Data records:
------------------------
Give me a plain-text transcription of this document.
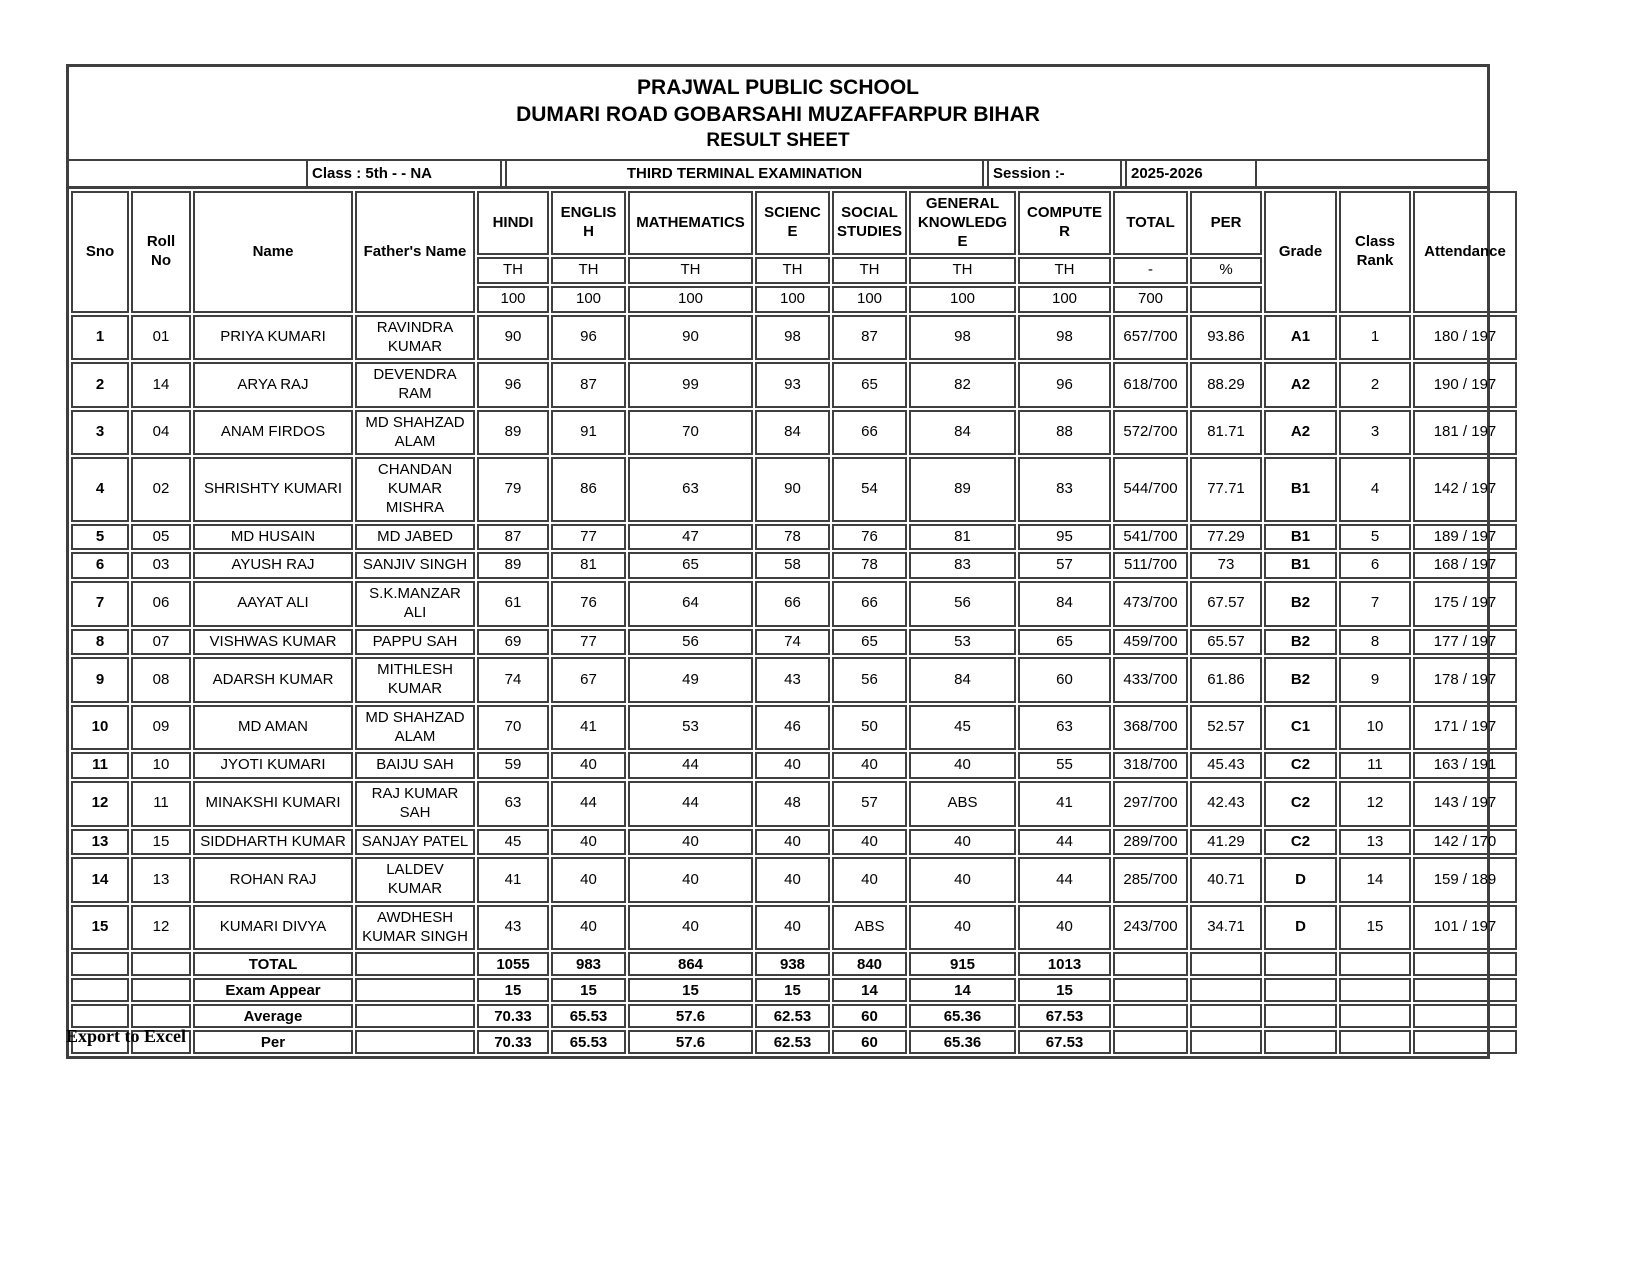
PRAJWAL PUBLIC SCHOOL
DUMARI ROAD GOBARSAHI MUZAFFARPUR BIHAR
RESULT SHEET
Class : 5th - - NA	THIRD TERMINAL EXAMINATION	Session :-	2025-2026
Sno	Roll No	Name	Father's Name	HINDI	ENGLISH	MATHEMATICS	SCIENCE	SOCIAL STUDIES	GENERAL KNOWLEDGE	COMPUTER	TOTAL	PER	Grade	Class Rank	Attendance
				TH	TH	TH	TH	TH	TH	TH	-	%			
				100	100	100	100	100	100	100	700				
1	01	PRIYA KUMARI	RAVINDRA KUMAR	90	96	90	98	87	98	98	657/700	93.86	A1	1	180 / 197
2	14	ARYA RAJ	DEVENDRA RAM	96	87	99	93	65	82	96	618/700	88.29	A2	2	190 / 197
3	04	ANAM FIRDOS	MD SHAHZAD ALAM	89	91	70	84	66	84	88	572/700	81.71	A2	3	181 / 197
4	02	SHRISHTY KUMARI	CHANDAN KUMAR MISHRA	79	86	63	90	54	89	83	544/700	77.71	B1	4	142 / 197
5	05	MD HUSAIN	MD JABED	87	77	47	78	76	81	95	541/700	77.29	B1	5	189 / 197
6	03	AYUSH RAJ	SANJIV SINGH	89	81	65	58	78	83	57	511/700	73	B1	6	168 / 197
7	06	AAYAT ALI	S.K.MANZAR ALI	61	76	64	66	66	56	84	473/700	67.57	B2	7	175 / 197
8	07	VISHWAS KUMAR	PAPPU SAH	69	77	56	74	65	53	65	459/700	65.57	B2	8	177 / 197
9	08	ADARSH KUMAR	MITHLESH KUMAR	74	67	49	43	56	84	60	433/700	61.86	B2	9	178 / 197
10	09	MD AMAN	MD SHAHZAD ALAM	70	41	53	46	50	45	63	368/700	52.57	C1	10	171 / 197
11	10	JYOTI KUMARI	BAIJU SAH	59	40	44	40	40	40	55	318/700	45.43	C2	11	163 / 191
12	11	MINAKSHI KUMARI	RAJ KUMAR SAH	63	44	44	48	57	ABS	41	297/700	42.43	C2	12	143 / 197
13	15	SIDDHARTH KUMAR	SANJAY PATEL	45	40	40	40	40	40	44	289/700	41.29	C2	13	142 / 170
14	13	ROHAN RAJ	LALDEV KUMAR	41	40	40	40	40	40	44	285/700	40.71	D	14	159 / 189
15	12	KUMARI DIVYA	AWDHESH KUMAR SINGH	43	40	40	40	ABS	40	40	243/700	34.71	D	15	101 / 197
		TOTAL		1055	983	864	938	840	915	1013					
		Exam Appear		15	15	15	15	14	14	15					
		Average		70.33	65.53	57.6	62.53	60	65.36	67.53					
		Per		70.33	65.53	57.6	62.53	60	65.36	67.53					
Export to Excel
------------------------
__What is asked__.
Retype all of the entries exactly as written, leaving out any images.

__Task solution__.
Give me a plain-text transcription of this document.
PRAJWAL PUBLIC SCHOOL
DUMARI ROAD GOBARSAHI MUZAFFARPUR BIHAR
RESULT SHEET
Class : 5th - - NA	THIRD TERMINAL EXAMINATION	Session :-	2025-2026
Sno	Roll No	Name	Father's Name	HINDI	ENGLISH	MATHEMATICS	SCIENCE	SOCIAL STUDIES	GENERAL KNOWLEDGE	COMPUTER	TOTAL	PER	Grade	Class Rank	Attendance
				TH	TH	TH	TH	TH	TH	TH	-	%			
				100	100	100	100	100	100	100	700				
1	01	PRIYA KUMARI	RAVINDRA KUMAR	90	96	90	98	87	98	98	657/700	93.86	A1	1	180 / 197
2	14	ARYA RAJ	DEVENDRA RAM	96	87	99	93	65	82	96	618/700	88.29	A2	2	190 / 197
3	04	ANAM FIRDOS	MD SHAHZAD ALAM	89	91	70	84	66	84	88	572/700	81.71	A2	3	181 / 197
4	02	SHRISHTY KUMARI	CHANDAN KUMAR MISHRA	79	86	63	90	54	89	83	544/700	77.71	B1	4	142 / 197
5	05	MD HUSAIN	MD JABED	87	77	47	78	76	81	95	541/700	77.29	B1	5	189 / 197
6	03	AYUSH RAJ	SANJIV SINGH	89	81	65	58	78	83	57	511/700	73	B1	6	168 / 197
7	06	AAYAT ALI	S.K.MANZAR ALI	61	76	64	66	66	56	84	473/700	67.57	B2	7	175 / 197
8	07	VISHWAS KUMAR	PAPPU SAH	69	77	56	74	65	53	65	459/700	65.57	B2	8	177 / 197
9	08	ADARSH KUMAR	MITHLESH KUMAR	74	67	49	43	56	84	60	433/700	61.86	B2	9	178 / 197
10	09	MD AMAN	MD SHAHZAD ALAM	70	41	53	46	50	45	63	368/700	52.57	C1	10	171 / 197
11	10	JYOTI KUMARI	BAIJU SAH	59	40	44	40	40	40	55	318/700	45.43	C2	11	163 / 191
12	11	MINAKSHI KUMARI	RAJ KUMAR SAH	63	44	44	48	57	ABS	41	297/700	42.43	C2	12	143 / 197
13	15	SIDDHARTH KUMAR	SANJAY PATEL	45	40	40	40	40	40	44	289/700	41.29	C2	13	142 / 170
14	13	ROHAN RAJ	LALDEV KUMAR	41	40	40	40	40	40	44	285/700	40.71	D	14	159 / 189
15	12	KUMARI DIVYA	AWDHESH KUMAR SINGH	43	40	40	40	ABS	40	40	243/700	34.71	D	15	101 / 197
		TOTAL		1055	983	864	938	840	915	1013					
		Exam Appear		15	15	15	15	14	14	15					
		Average		70.33	65.53	57.6	62.53	60	65.36	67.53					
		Per		70.33	65.53	57.6	62.53	60	65.36	67.53					
Export to Excel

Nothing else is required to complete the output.